● **EXERCISE**:
Look through the material below and count the lines with the string "urine". Report only the count.

* Start *

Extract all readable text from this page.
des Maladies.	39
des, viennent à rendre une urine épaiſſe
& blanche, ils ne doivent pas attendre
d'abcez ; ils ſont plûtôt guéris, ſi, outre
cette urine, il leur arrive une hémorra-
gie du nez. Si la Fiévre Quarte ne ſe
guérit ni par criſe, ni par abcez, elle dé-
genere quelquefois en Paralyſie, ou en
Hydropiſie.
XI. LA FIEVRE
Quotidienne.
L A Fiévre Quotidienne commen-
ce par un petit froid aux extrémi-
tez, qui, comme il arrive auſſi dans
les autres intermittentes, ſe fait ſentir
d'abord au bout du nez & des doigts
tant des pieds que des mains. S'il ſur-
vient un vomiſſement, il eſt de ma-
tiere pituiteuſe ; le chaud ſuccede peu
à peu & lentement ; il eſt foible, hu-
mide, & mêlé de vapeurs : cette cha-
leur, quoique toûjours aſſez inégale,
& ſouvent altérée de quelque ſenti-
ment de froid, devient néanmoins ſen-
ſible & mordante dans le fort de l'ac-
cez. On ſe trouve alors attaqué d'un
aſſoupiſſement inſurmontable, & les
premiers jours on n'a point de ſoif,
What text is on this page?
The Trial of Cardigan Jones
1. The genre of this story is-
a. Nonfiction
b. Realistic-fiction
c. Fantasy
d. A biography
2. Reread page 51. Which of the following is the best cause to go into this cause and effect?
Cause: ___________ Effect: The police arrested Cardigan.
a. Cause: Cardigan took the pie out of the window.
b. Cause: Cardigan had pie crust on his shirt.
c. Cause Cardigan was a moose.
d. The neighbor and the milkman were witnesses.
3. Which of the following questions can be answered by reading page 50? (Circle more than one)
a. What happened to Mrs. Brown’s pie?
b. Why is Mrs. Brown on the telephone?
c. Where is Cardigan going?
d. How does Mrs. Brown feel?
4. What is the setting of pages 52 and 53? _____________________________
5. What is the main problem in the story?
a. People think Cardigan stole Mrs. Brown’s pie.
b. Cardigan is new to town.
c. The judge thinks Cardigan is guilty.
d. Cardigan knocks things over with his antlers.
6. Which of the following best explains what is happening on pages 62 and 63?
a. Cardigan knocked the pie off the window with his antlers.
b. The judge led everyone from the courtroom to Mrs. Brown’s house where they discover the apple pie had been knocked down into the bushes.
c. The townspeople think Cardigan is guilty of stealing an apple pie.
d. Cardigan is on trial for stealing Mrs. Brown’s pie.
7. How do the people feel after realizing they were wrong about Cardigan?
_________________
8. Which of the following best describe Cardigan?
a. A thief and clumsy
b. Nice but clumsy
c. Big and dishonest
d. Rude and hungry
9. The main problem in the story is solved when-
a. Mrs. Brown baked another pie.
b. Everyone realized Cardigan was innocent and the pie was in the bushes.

* End *

● **RESULT BELOW**:
2